### PROMPT
Below are some records; return each one exactly.

STORED ROWS start

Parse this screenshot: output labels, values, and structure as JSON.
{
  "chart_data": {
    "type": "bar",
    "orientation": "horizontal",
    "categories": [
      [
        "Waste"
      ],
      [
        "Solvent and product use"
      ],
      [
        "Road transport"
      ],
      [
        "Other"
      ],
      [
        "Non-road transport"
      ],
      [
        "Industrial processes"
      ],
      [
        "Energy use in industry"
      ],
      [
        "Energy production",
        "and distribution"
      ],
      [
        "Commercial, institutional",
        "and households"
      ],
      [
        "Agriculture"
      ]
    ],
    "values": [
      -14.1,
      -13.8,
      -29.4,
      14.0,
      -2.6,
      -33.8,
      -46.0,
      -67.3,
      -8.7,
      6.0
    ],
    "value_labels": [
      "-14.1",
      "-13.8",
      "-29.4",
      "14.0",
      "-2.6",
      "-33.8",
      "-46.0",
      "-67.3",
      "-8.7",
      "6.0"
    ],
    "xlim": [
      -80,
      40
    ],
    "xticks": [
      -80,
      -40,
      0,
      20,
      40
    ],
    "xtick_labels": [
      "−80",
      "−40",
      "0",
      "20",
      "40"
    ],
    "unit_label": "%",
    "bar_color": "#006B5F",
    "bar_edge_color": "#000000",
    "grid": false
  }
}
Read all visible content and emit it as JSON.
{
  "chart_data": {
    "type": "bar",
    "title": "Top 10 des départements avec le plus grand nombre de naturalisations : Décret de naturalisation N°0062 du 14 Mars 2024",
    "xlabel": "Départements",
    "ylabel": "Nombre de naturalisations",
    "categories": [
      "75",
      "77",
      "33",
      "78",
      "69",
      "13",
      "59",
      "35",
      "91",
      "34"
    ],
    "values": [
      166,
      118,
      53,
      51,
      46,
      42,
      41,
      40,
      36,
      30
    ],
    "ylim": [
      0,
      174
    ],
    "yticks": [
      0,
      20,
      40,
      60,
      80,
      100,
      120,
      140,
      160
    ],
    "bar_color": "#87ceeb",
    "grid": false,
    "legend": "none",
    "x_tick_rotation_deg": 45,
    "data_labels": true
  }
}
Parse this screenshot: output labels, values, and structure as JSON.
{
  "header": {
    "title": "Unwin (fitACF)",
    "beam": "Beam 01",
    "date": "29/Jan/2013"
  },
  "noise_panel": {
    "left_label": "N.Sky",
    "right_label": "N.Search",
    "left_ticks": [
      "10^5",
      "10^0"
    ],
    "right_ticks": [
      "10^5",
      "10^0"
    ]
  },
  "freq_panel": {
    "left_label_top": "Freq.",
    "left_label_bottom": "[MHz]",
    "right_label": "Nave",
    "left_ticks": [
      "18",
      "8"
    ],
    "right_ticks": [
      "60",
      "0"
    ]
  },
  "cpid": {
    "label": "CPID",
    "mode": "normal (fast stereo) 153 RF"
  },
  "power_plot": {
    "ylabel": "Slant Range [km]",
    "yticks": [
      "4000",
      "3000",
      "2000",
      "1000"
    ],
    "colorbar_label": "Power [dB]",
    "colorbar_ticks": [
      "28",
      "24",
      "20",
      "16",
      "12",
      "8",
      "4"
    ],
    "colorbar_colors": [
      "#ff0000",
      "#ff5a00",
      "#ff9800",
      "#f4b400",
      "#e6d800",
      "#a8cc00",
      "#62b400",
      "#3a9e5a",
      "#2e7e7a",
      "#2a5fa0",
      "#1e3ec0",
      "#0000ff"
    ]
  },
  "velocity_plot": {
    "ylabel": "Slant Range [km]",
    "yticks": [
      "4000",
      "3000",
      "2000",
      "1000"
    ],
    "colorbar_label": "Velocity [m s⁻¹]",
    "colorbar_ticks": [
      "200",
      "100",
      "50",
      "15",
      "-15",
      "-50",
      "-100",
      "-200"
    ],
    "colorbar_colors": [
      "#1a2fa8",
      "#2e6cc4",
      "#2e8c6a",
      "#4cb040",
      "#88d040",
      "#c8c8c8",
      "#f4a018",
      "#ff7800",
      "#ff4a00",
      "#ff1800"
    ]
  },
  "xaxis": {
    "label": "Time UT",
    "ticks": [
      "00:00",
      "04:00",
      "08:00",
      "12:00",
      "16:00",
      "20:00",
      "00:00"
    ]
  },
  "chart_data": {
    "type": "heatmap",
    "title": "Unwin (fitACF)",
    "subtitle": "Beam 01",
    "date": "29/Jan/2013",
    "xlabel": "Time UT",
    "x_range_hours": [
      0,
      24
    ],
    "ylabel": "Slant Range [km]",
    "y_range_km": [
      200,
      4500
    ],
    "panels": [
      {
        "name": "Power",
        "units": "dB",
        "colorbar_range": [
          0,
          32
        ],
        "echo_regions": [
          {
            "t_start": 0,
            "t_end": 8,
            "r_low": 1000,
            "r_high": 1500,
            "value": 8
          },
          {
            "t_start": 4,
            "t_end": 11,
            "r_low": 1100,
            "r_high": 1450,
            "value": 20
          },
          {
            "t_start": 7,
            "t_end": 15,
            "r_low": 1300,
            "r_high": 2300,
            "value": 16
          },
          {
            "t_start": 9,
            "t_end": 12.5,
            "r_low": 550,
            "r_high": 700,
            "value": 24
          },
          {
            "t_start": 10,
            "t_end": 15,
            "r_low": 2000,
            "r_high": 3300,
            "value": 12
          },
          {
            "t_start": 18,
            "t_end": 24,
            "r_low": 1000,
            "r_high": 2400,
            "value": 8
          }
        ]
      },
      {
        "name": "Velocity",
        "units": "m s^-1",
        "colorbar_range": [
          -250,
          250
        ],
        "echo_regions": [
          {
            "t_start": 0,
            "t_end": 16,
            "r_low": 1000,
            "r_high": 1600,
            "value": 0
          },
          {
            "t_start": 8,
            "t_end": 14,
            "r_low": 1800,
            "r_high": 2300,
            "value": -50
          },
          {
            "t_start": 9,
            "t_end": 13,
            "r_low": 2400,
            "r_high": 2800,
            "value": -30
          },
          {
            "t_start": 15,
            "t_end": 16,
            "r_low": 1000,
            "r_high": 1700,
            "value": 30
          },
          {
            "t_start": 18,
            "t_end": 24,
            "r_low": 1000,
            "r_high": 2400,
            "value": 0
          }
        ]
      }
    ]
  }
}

STORED ROWS end

### REPLY TO THE EXERCISE
Parse this screenshot: output labels, values, and structure as JSON.
{
  "chart_data": {
    "type": "bar",
    "orientation": "horizontal",
    "categories": [
      [
        "Waste"
      ],
      [
        "Solvent and product use"
      ],
      [
        "Road transport"
      ],
      [
        "Other"
      ],
      [
        "Non-road transport"
      ],
      [
        "Industrial processes"
      ],
      [
        "Energy use in industry"
      ],
      [
        "Energy production",
        "and distribution"
      ],
      [
        "Commercial, institutional",
        "and households"
      ],
      [
        "Agriculture"
      ]
    ],
    "values": [
      -14.1,
      -13.8,
      -29.4,
      14.0,
      -2.6,
      -33.8,
      -46.0,
      -67.3,
      -8.7,
      6.0
    ],
    "value_labels": [
      "-14.1",
      "-13.8",
      "-29.4",
      "14.0",
      "-2.6",
      "-33.8",
      "-46.0",
      "-67.3",
      "-8.7",
      "6.0"
    ],
    "xlim": [
      -80,
      40
    ],
    "xticks": [
      -80,
      -40,
      0,
      20,
      40
    ],
    "xtick_labels": [
      "−80",
      "−40",
      "0",
      "20",
      "40"
    ],
    "unit_label": "%",
    "bar_color": "#006B5F",
    "bar_edge_color": "#000000",
    "grid": false
  }
}
Read all visible content and emit it as JSON.
{
  "chart_data": {
    "type": "bar",
    "title": "Top 10 des départements avec le plus grand nombre de naturalisations : Décret de naturalisation N°0062 du 14 Mars 2024",
    "xlabel": "Départements",
    "ylabel": "Nombre de naturalisations",
    "categories": [
      "75",
      "77",
      "33",
      "78",
      "69",
      "13",
      "59",
      "35",
      "91",
      "34"
    ],
    "values": [
      166,
      118,
      53,
      51,
      46,
      42,
      41,
      40,
      36,
      30
    ],
    "ylim": [
      0,
      174
    ],
    "yticks": [
      0,
      20,
      40,
      60,
      80,
      100,
      120,
      140,
      160
    ],
    "bar_color": "#87ceeb",
    "grid": false,
    "legend": "none",
    "x_tick_rotation_deg": 45,
    "data_labels": true
  }
}
Parse this screenshot: output labels, values, and structure as JSON.
{
  "header": {
    "title": "Unwin (fitACF)",
    "beam": "Beam 01",
    "date": "29/Jan/2013"
  },
  "noise_panel": {
    "left_label": "N.Sky",
    "right_label": "N.Search",
    "left_ticks": [
      "10^5",
      "10^0"
    ],
    "right_ticks": [
      "10^5",
      "10^0"
    ]
  },
  "freq_panel": {
    "left_label_top": "Freq.",
    "left_label_bottom": "[MHz]",
    "right_label": "Nave",
    "left_ticks": [
      "18",
      "8"
    ],
    "right_ticks": [
      "60",
      "0"
    ]
  },
  "cpid": {
    "label": "CPID",
    "mode": "normal (fast stereo) 153 RF"
  },
  "power_plot": {
    "ylabel": "Slant Range [km]",
    "yticks": [
      "4000",
      "3000",
      "2000",
      "1000"
    ],
    "colorbar_label": "Power [dB]",
    "colorbar_ticks": [
      "28",
      "24",
      "20",
      "16",
      "12",
      "8",
      "4"
    ],
    "colorbar_colors": [
      "#ff0000",
      "#ff5a00",
      "#ff9800",
      "#f4b400",
      "#e6d800",
      "#a8cc00",
      "#62b400",
      "#3a9e5a",
      "#2e7e7a",
      "#2a5fa0",
      "#1e3ec0",
      "#0000ff"
    ]
  },
  "velocity_plot": {
    "ylabel": "Slant Range [km]",
    "yticks": [
      "4000",
      "3000",
      "2000",
      "1000"
    ],
    "colorbar_label": "Velocity [m s⁻¹]",
    "colorbar_ticks": [
      "200",
      "100",
      "50",
      "15",
      "-15",
      "-50",
      "-100",
      "-200"
    ],
    "colorbar_colors": [
      "#1a2fa8",
      "#2e6cc4",
      "#2e8c6a",
      "#4cb040",
      "#88d040",
      "#c8c8c8",
      "#f4a018",
      "#ff7800",
      "#ff4a00",
      "#ff1800"
    ]
  },
  "xaxis": {
    "label": "Time UT",
    "ticks": [
      "00:00",
      "04:00",
      "08:00",
      "12:00",
      "16:00",
      "20:00",
      "00:00"
    ]
  },
  "chart_data": {
    "type": "heatmap",
    "title": "Unwin (fitACF)",
    "subtitle": "Beam 01",
    "date": "29/Jan/2013",
    "xlabel": "Time UT",
    "x_range_hours": [
      0,
      24
    ],
    "ylabel": "Slant Range [km]",
    "y_range_km": [
      200,
      4500
    ],
    "panels": [
      {
        "name": "Power",
        "units": "dB",
        "colorbar_range": [
          0,
          32
        ],
        "echo_regions": [
          {
            "t_start": 0,
            "t_end": 8,
            "r_low": 1000,
            "r_high": 1500,
            "value": 8
          },
          {
            "t_start": 4,
            "t_end": 11,
            "r_low": 1100,
            "r_high": 1450,
            "value": 20
          },
          {
            "t_start": 7,
            "t_end": 15,
            "r_low": 1300,
            "r_high": 2300,
            "value": 16
          },
          {
            "t_start": 9,
            "t_end": 12.5,
            "r_low": 550,
            "r_high": 700,
            "value": 24
          },
          {
            "t_start": 10,
            "t_end": 15,
            "r_low": 2000,
            "r_high": 3300,
            "value": 12
          },
          {
            "t_start": 18,
            "t_end": 24,
            "r_low": 1000,
            "r_high": 2400,
            "value": 8
          }
        ]
      },
      {
        "name": "Velocity",
        "units": "m s^-1",
        "colorbar_range": [
          -250,
          250
        ],
        "echo_regions": [
          {
            "t_start": 0,
            "t_end": 16,
            "r_low": 1000,
            "r_high": 1600,
            "value": 0
          },
          {
            "t_start": 8,
            "t_end": 14,
            "r_low": 1800,
            "r_high": 2300,
            "value": -50
          },
          {
            "t_start": 9,
            "t_end": 13,
            "r_low": 2400,
            "r_high": 2800,
            "value": -30
          },
          {
            "t_start": 15,
            "t_end": 16,
            "r_low": 1000,
            "r_high": 1700,
            "value": 30
          },
          {
            "t_start": 18,
            "t_end": 24,
            "r_low": 1000,
            "r_high": 2400,
            "value": 0
          }
        ]
      }
    ]
  }
}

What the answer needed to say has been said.